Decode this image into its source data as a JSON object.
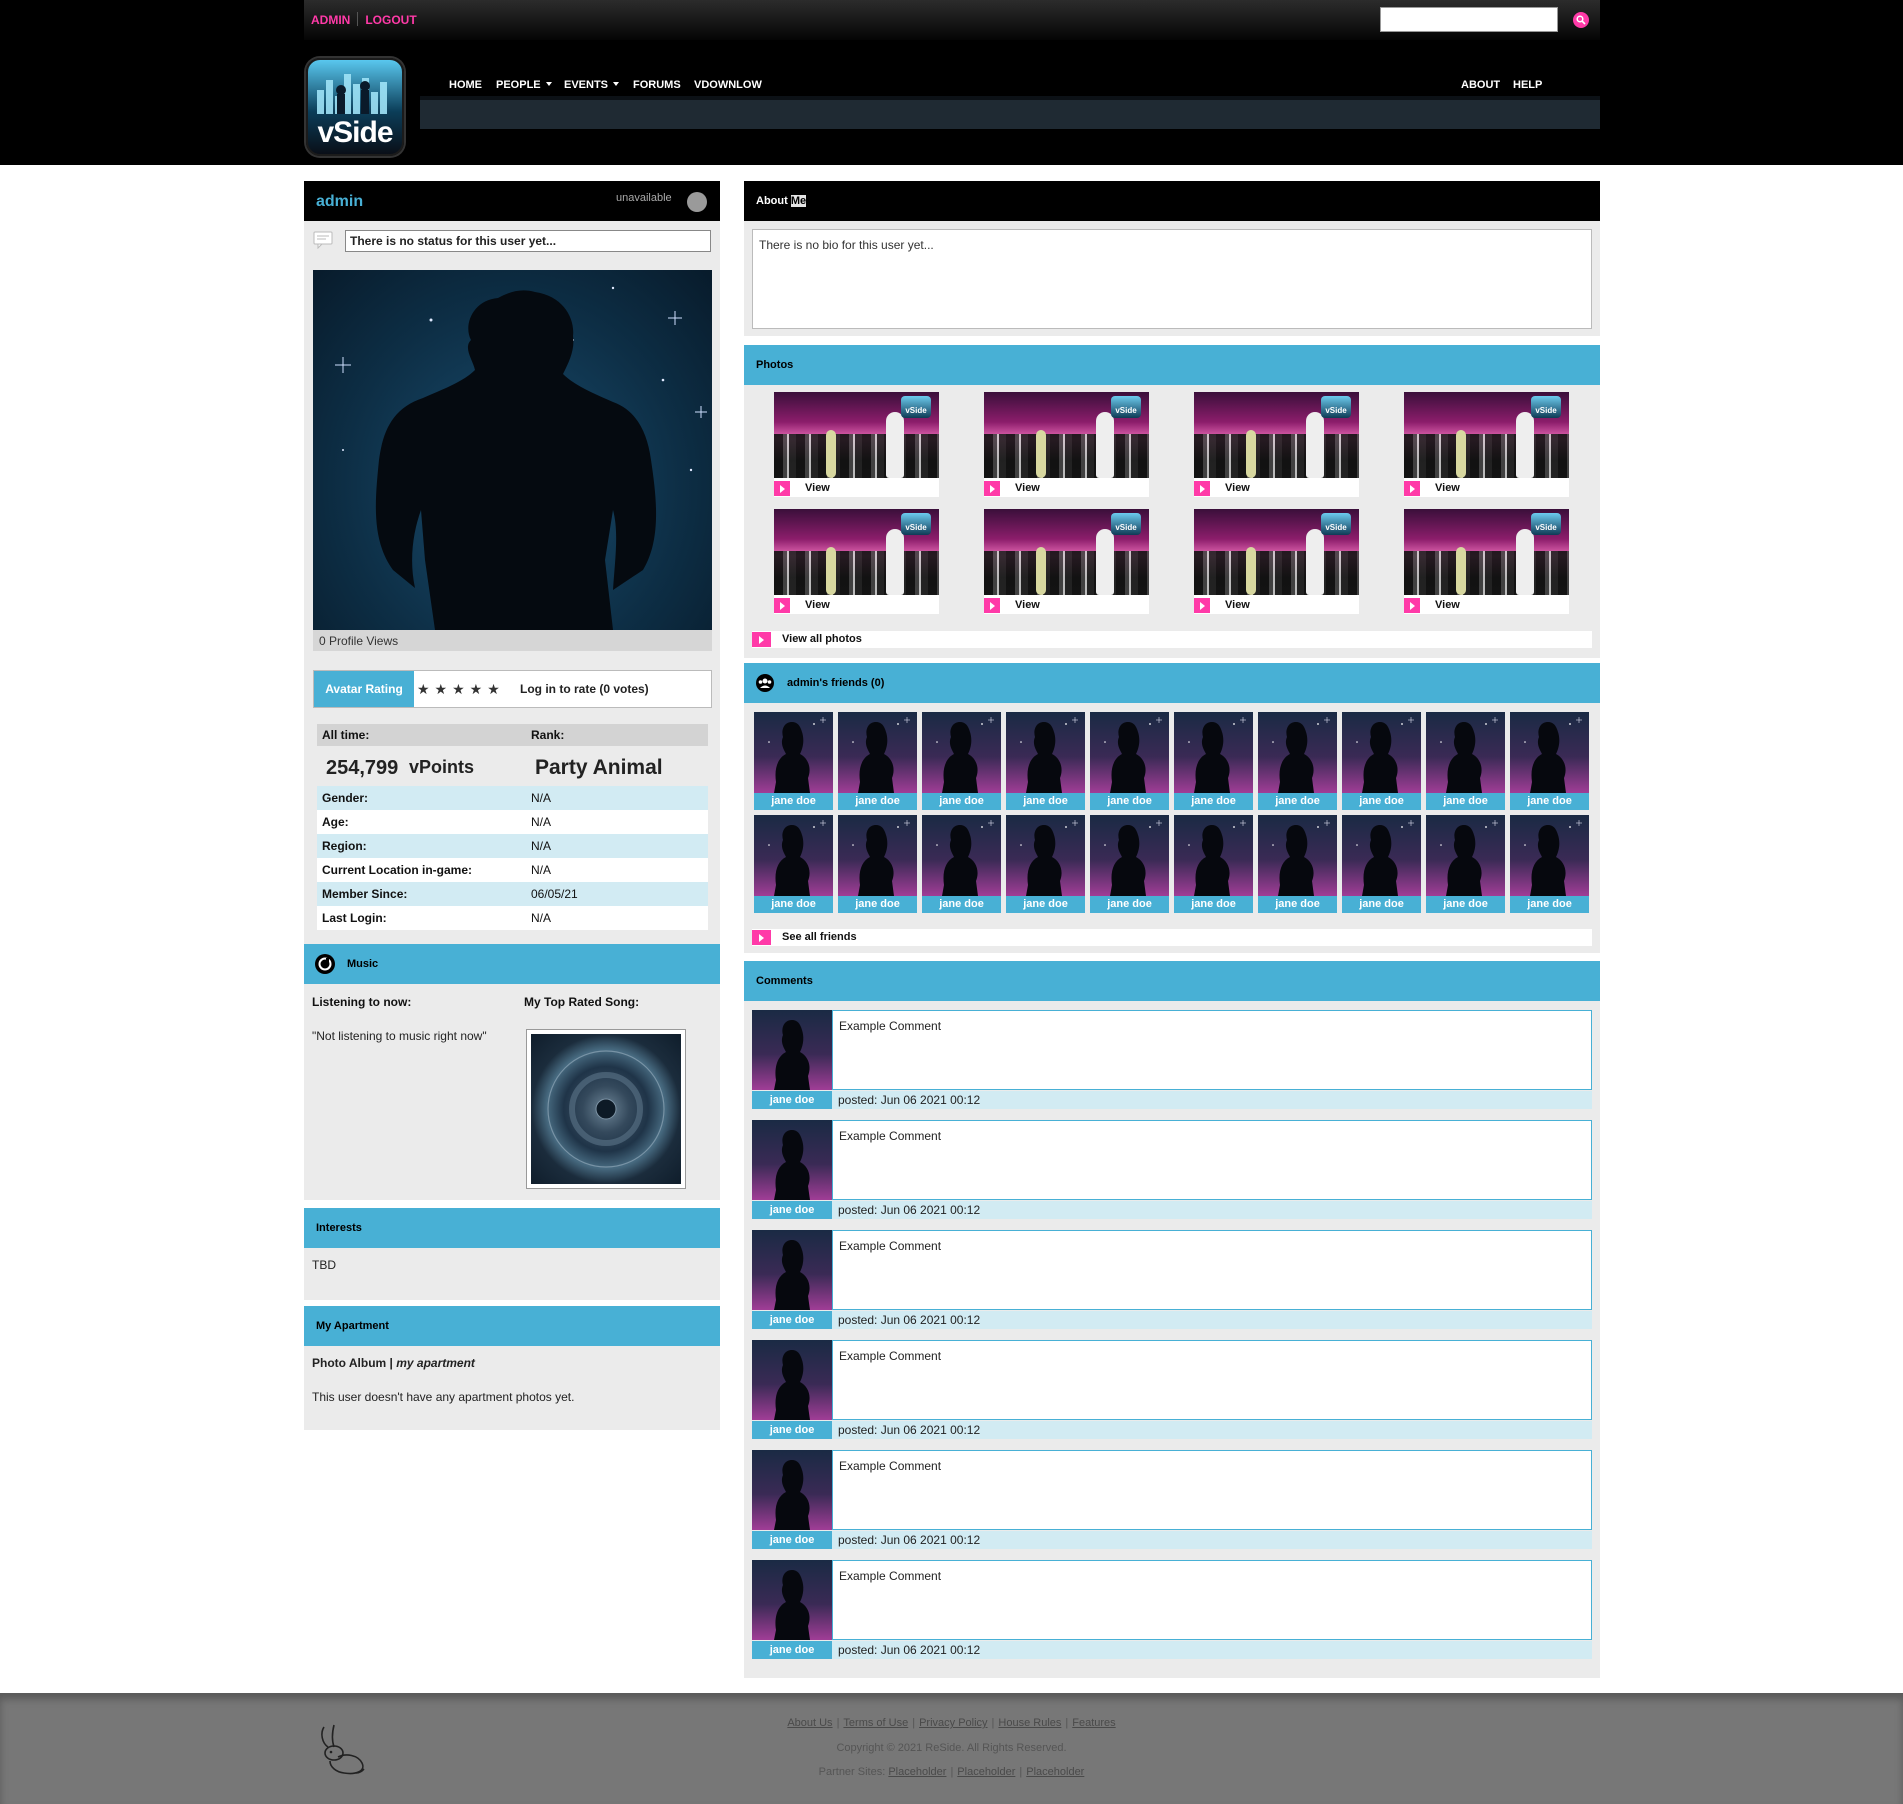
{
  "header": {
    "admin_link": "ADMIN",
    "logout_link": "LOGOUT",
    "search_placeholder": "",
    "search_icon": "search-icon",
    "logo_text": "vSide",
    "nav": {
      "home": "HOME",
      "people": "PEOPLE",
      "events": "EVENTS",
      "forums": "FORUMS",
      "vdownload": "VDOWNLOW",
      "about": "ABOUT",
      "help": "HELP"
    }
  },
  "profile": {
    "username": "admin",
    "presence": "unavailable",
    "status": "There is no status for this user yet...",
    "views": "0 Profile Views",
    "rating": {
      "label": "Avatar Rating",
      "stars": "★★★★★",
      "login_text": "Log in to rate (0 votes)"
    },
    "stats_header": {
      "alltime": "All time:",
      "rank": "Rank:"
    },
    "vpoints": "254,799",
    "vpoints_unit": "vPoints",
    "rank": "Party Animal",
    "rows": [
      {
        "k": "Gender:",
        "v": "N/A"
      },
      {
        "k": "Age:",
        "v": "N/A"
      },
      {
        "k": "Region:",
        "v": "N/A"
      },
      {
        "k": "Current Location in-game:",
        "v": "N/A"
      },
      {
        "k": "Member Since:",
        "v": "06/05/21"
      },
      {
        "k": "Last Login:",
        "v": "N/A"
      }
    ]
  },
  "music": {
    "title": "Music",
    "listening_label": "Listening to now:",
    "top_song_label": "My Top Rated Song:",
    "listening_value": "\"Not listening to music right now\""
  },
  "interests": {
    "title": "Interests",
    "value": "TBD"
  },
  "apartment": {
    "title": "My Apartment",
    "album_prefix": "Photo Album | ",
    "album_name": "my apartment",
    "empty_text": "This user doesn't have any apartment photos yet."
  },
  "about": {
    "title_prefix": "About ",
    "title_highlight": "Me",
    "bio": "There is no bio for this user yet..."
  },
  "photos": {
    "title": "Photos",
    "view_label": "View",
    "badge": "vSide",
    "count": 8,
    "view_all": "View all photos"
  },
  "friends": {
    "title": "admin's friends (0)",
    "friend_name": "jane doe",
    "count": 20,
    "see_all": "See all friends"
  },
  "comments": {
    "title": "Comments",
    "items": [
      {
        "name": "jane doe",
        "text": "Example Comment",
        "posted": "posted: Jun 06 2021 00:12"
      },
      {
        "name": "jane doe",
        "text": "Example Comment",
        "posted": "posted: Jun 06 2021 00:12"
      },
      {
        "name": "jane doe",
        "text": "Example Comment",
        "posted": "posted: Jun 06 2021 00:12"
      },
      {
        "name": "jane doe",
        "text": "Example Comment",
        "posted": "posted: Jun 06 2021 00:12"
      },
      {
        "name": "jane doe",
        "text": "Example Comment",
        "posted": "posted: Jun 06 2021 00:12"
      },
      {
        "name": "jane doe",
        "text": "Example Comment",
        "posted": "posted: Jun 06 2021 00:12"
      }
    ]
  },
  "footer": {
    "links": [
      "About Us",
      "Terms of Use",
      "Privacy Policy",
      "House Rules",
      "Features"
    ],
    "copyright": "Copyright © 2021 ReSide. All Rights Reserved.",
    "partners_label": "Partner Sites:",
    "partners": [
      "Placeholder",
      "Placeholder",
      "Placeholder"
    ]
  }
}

____

• Exercise aim
Collect from the data above every line that includes "There".

• Final result
    "status": "There is no status for this user yet...",
    "bio": "There is no bio for this user yet..."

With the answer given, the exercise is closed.